* [TASK STATEMENT]
Please extract, word for word, the stretch of the text about the Sahrawi victims' association from "- Website: Official" through "Provinces by Morocco).".

* [EXTRACTED TEXT]
------------------------------

Sahrawi Association of Victims of Grave Violations of Human Rights Committed by the Moroccan State
- Founded: May 7, 2005
- Type: NGO
- Location: El Aaiun, Western Sahara;
- Key people: Brahim Dahane (president); Elghalia Djimi (vice-president)
- Website: Official website in Arabic, English, Spanish and French

= Sahrawi Association of Victims of Grave Human Rights Violations Committed by the Moroccan State =

Organization

The Sahrawi Association of Victims of Grave Violations of Human Rights Committed by the Moroccan State (Asociación Saharaui de Víctimas de Violaciones Graves de los Derechos Humanos Cometidas por el Estado Marroquí; جمعية الصحراوية لضحايا الانتهاكات الجسيمة لحقوق الإنسان المرتكبة من طرف الدولة المغربية; Association Sahraouie des Victimes des Violations Graves des Droits Humains Commises par l’Etat Marocain), or ASVDH, is a Sahrawi human rights organization in the Moroccan-occupied areas of Western Sahara (considered the Southern Provinces by Morocco).

------------------------------

[Listings of boxed layout items]
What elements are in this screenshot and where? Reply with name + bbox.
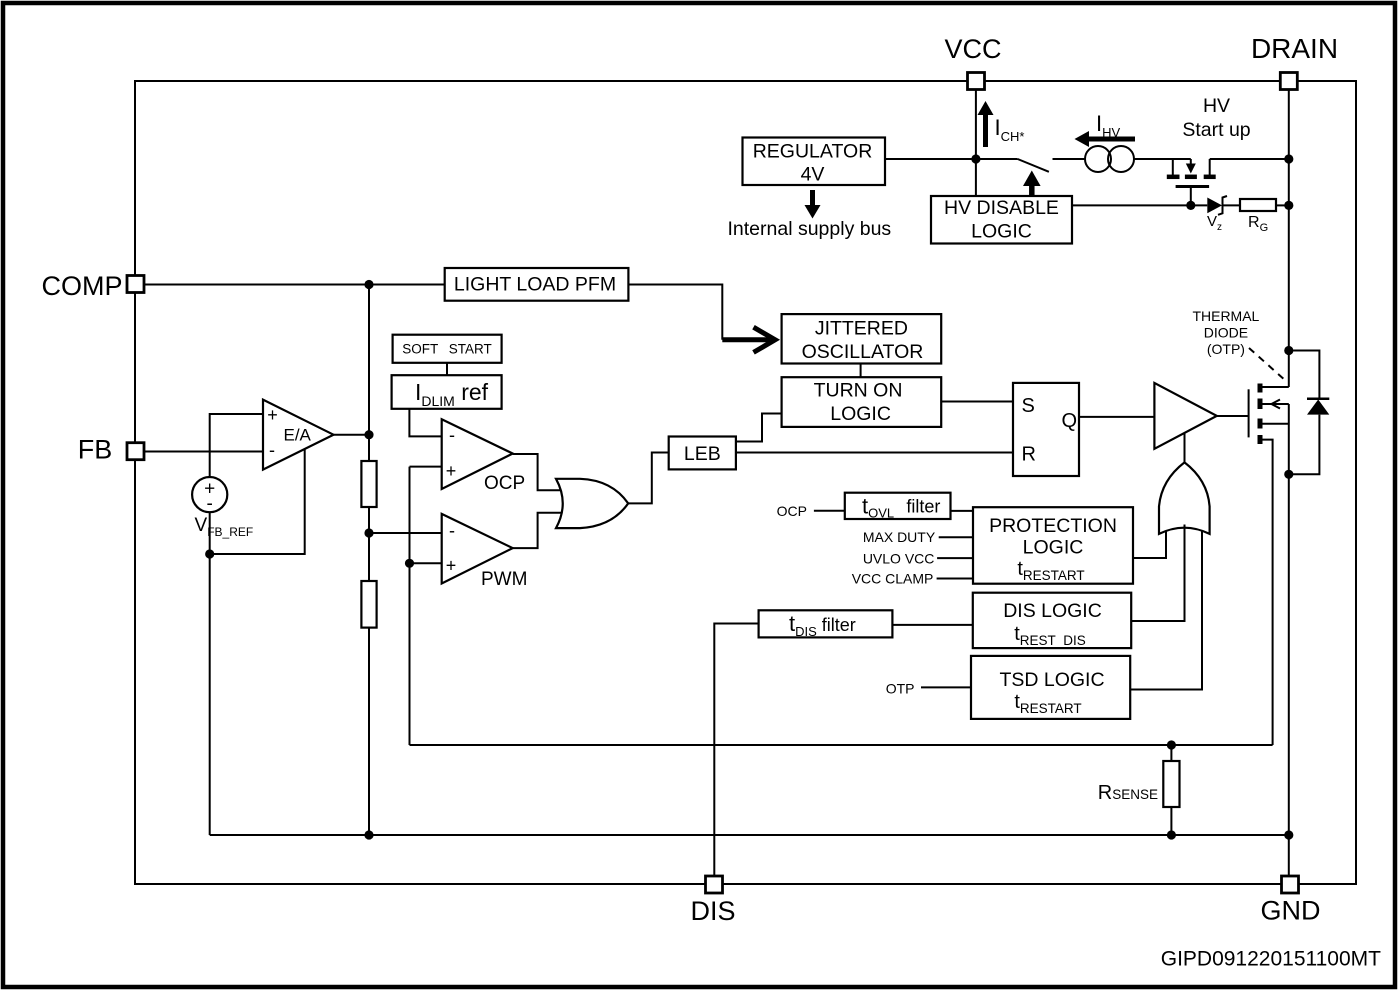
- op-amp PWM comparator: [442, 514, 528, 590]
- regulator U-REG box: [743, 138, 886, 186]
- svg-text:Q: Q: [1062, 410, 1078, 432]
- wire turn on logic to latch S: [941, 401, 1013, 403]
- svg-text:TURN ON: TURN ON: [814, 380, 903, 402]
- wire EA noninverting input to vref: [210, 414, 263, 477]
- svg-text:DIS: DIS: [690, 896, 735, 926]
- transistor Q-HV startup source lead: [1167, 159, 1180, 177]
- svg-text:HV DISABLE: HV DISABLE: [944, 197, 1059, 219]
- transistor Q-HV gate plate: [1176, 187, 1210, 206]
- svg-text:E/A: E/A: [284, 426, 312, 445]
- wire vref junction to gnd rail: [209, 554, 211, 835]
- node VCC-regulator junction: [971, 154, 980, 163]
- transistor Q-HV drain lead: [1204, 159, 1216, 177]
- wire LEB to turn on logic: [736, 414, 782, 442]
- svg-text:MAX DUTY: MAX DUTY: [863, 529, 936, 545]
- svg-text:SOFT START: SOFT START: [402, 342, 492, 357]
- wire M1 body stub with arrow: [1263, 400, 1289, 409]
- svg-text:OCP: OCP: [484, 473, 525, 494]
- svg-text:VCC: VCC: [944, 34, 1001, 64]
- wire DIS pin to tDIS filter: [714, 624, 758, 877]
- svg-text:DRAIN: DRAIN: [1251, 33, 1338, 64]
- wire EA output: [334, 434, 370, 436]
- wire oscillator to turn on logic: [860, 364, 862, 378]
- svg-text:-: -: [449, 521, 455, 541]
- driver buffer U-DRV: [1154, 383, 1216, 449]
- svg-text:LOGIC: LOGIC: [830, 403, 891, 425]
- wire soft start to idlim: [446, 363, 448, 375]
- tDIS filter box: [759, 610, 893, 639]
- diode Vz zener: [1207, 196, 1227, 233]
- svg-text:GIPD091220151100MT: GIPD091220151100MT: [1161, 948, 1381, 971]
- label OTP input: [886, 680, 971, 696]
- arrow to internal supply bus: [805, 190, 821, 219]
- thick arrow into jittered oscillator: [722, 327, 775, 352]
- pin COMP: [42, 271, 145, 301]
- arrow IHV direction: [1075, 111, 1136, 147]
- wire OCP noninverting from sense rail: [410, 466, 442, 468]
- node COMP junction: [364, 280, 373, 289]
- pin GND: [1261, 876, 1321, 926]
- label HV start up: [1182, 95, 1250, 141]
- svg-text:4V: 4V: [801, 164, 825, 186]
- wire sense rail vertical: [409, 467, 411, 745]
- wire tsd logic to or2: [1130, 531, 1202, 690]
- wire current sense rail: [410, 744, 1273, 746]
- switch HV disable: [1018, 159, 1049, 172]
- svg-text:TSD LOGIC: TSD LOGIC: [999, 669, 1104, 691]
- node sense rail junctions: [1167, 740, 1176, 749]
- arrow from HV disable logic to switch: [1023, 171, 1041, 196]
- turn on logic box: [782, 377, 942, 427]
- transistor M1 channel bars: [1258, 384, 1263, 445]
- svg-text:UVLO VCC: UVLO VCC: [863, 551, 935, 567]
- svg-text:+: +: [446, 461, 457, 481]
- wire latch Q to driver: [1079, 416, 1154, 418]
- wire M1 source stub: [1262, 423, 1289, 425]
- wire thermal diode dashed pointer: [1249, 348, 1286, 381]
- svg-text:R: R: [1022, 444, 1036, 466]
- IC boundary rectangle: [135, 81, 1356, 884]
- svg-text:OCP: OCP: [777, 503, 807, 519]
- node rsense bottom junction: [1167, 830, 1176, 839]
- node body diode top junction: [1284, 346, 1293, 355]
- wire FB pin to EA inverting input: [144, 451, 263, 453]
- wire COMP pin to light load pfm: [144, 284, 445, 286]
- node divider gnd junction: [364, 830, 373, 839]
- node vref junction: [205, 549, 214, 558]
- pin FB: [78, 435, 144, 465]
- svg-text:DIODE: DIODE: [1204, 325, 1248, 341]
- transistor Q-HV center arrow: [1185, 159, 1197, 177]
- svg-text:VCC CLAMP: VCC CLAMP: [852, 570, 934, 586]
- jittered oscillator box: [782, 314, 942, 363]
- label UVLO VCC: [863, 551, 973, 567]
- node EA output junction: [364, 430, 373, 439]
- wire gnd rail: [210, 834, 1289, 836]
- wire driver bottom to or2: [1184, 433, 1186, 463]
- label internal supply bus: [728, 218, 892, 240]
- svg-text:PROTECTION: PROTECTION: [989, 515, 1117, 537]
- LEB box: [669, 437, 736, 470]
- node gnd rail right junction: [1284, 830, 1293, 839]
- svg-text:LIGHT LOAD PFM: LIGHT LOAD PFM: [454, 274, 616, 296]
- wire divider mid to PWM inverting: [369, 532, 442, 534]
- wire body diode branch bottom: [1284, 415, 1319, 479]
- wire DRAIN pin down to power mosfet drain: [1288, 90, 1290, 388]
- svg-text:GND: GND: [1261, 896, 1321, 926]
- resistor divider R1: [361, 461, 376, 507]
- wire M1 sense stub down: [1262, 440, 1273, 745]
- wire M1 drain stub: [1262, 386, 1289, 388]
- current source IHV: [1085, 146, 1134, 172]
- svg-text:OSCILLATOR: OSCILLATOR: [802, 341, 924, 363]
- label OCP input: [777, 503, 845, 519]
- wire vref feedback to EA: [210, 450, 305, 555]
- light load PFM box: [445, 268, 629, 301]
- resistor RG: [1240, 199, 1276, 234]
- label MAX DUTY: [863, 529, 973, 545]
- svg-text:-: -: [207, 494, 213, 515]
- wire regulator output to VCC node: [885, 158, 1018, 160]
- or gate U-OR1: [556, 479, 628, 528]
- soft start box: [393, 335, 502, 363]
- wire driver to gate: [1217, 415, 1249, 417]
- wire zener to RG: [1223, 204, 1241, 206]
- latch U-SR box: [1013, 383, 1079, 476]
- label thermal diode: [1192, 308, 1259, 357]
- node DRAIN-HV junction: [1284, 154, 1293, 163]
- wire divider mid: [368, 507, 370, 581]
- svg-text:Start up: Start up: [1182, 119, 1250, 141]
- voltage source VFB_REF: [192, 477, 253, 539]
- pin VCC: [944, 34, 1001, 90]
- svg-text:Internal supply bus: Internal supply bus: [728, 218, 892, 240]
- wire idlim to OCP inverting: [409, 409, 441, 437]
- wire LEB to latch R: [736, 452, 1013, 454]
- wire current source to HV startup fet: [1134, 158, 1191, 160]
- arrow ICH* charge current: [978, 101, 1025, 147]
- protection logic box: [973, 507, 1133, 584]
- wire vref bottom to junction: [209, 512, 211, 554]
- wire RG to DRAIN line: [1276, 201, 1293, 210]
- wire tDIS filter to dis logic: [892, 624, 972, 626]
- wire divider bottom to gnd rail: [368, 628, 370, 835]
- wire PWM output to or gate: [513, 513, 562, 548]
- resistor divider R2: [361, 581, 376, 628]
- pin DIS: [690, 876, 735, 926]
- wire PWM noninverting: [410, 562, 442, 564]
- label part number: [1161, 948, 1381, 971]
- svg-text:-: -: [269, 440, 275, 460]
- wire protection logic to or2: [1133, 531, 1166, 558]
- wire comp node down divider: [368, 285, 370, 462]
- pin DRAIN: [1251, 33, 1338, 90]
- tOVL filter box: [845, 493, 951, 521]
- svg-text:HV: HV: [1203, 95, 1230, 117]
- node sense rail PWM junction: [405, 559, 414, 568]
- svg-text:LOGIC: LOGIC: [1023, 536, 1084, 558]
- svg-text:S: S: [1022, 395, 1035, 417]
- svg-text:PWM: PWM: [481, 569, 527, 590]
- svg-text:FB: FB: [78, 435, 113, 465]
- HV disable logic U-HVD box: [931, 196, 1072, 244]
- or gate U-OR2: [1159, 462, 1210, 534]
- svg-text:+: +: [446, 556, 457, 576]
- wire dis logic to or2: [1131, 525, 1184, 622]
- diode D1 body diode: [1307, 399, 1329, 415]
- svg-text:LEB: LEB: [684, 443, 721, 465]
- wire or1 output to LEB: [628, 453, 669, 504]
- label VCC CLAMP: [852, 570, 973, 586]
- svg-text:(OTP): (OTP): [1207, 341, 1245, 357]
- wire tOVL filter to protection: [951, 510, 974, 512]
- svg-text:-: -: [449, 425, 455, 445]
- op-amp OCP comparator: [442, 419, 525, 494]
- svg-text:LOGIC: LOGIC: [971, 221, 1032, 243]
- svg-text:JITTERED: JITTERED: [815, 318, 908, 340]
- wire body diode branch top: [1289, 351, 1320, 400]
- svg-text:THERMAL: THERMAL: [1192, 308, 1259, 324]
- resistor RSENSE: [1098, 745, 1180, 835]
- wire switch to current source: [1053, 158, 1086, 160]
- svg-text:DIS LOGIC: DIS LOGIC: [1003, 600, 1102, 622]
- Idlim ref box: [392, 375, 502, 409]
- wire HV fet drain to DRAIN line: [1210, 158, 1289, 160]
- node divider mid junction: [364, 528, 373, 537]
- transistor M1 power mosfet gate: [1248, 389, 1250, 437]
- node gate-zener junction: [1186, 201, 1195, 210]
- tsd logic box: [971, 656, 1130, 719]
- svg-text:+: +: [267, 405, 278, 425]
- wire HV disable output to zener: [1072, 204, 1207, 206]
- wire light load pfm to oscillator: [628, 285, 722, 340]
- svg-text:OTP: OTP: [886, 680, 915, 696]
- svg-text:REGULATOR: REGULATOR: [753, 141, 873, 163]
- wire OCP output to or gate: [513, 454, 562, 490]
- svg-text:COMP: COMP: [42, 271, 123, 301]
- dis logic box: [973, 593, 1131, 648]
- op-amp E/A error amplifier: [263, 400, 334, 470]
- wire M1 source down to gnd: [1288, 404, 1290, 876]
- wire VCC pin to HV disable logic: [975, 90, 977, 197]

------------------------------

* [ANSWER TO THE TASK]
- Website: Official website in Arabic, English, Spanish and French

= Sahrawi Association of Victims of Grave Human Rights Violations Committed by the Moroccan State =

Organization

The Sahrawi Association of Victims of Grave Violations of Human Rights Committed by the Moroccan State (Asociación Saharaui de Víctimas de Violaciones Graves de los Derechos Humanos Cometidas por el Estado Marroquí; جمعية الصحراوية لضحايا الانتهاكات الجسيمة لحقوق الإنسان المرتكبة من طرف الدولة المغربية; Association Sahraouie des Victimes des Violations Graves des Droits Humains Commises par l’Etat Marocain), or ASVDH, is a Sahrawi human rights organization in the Moroccan-occupied areas of Western Sahara (considered the Southern Provinces by Morocco).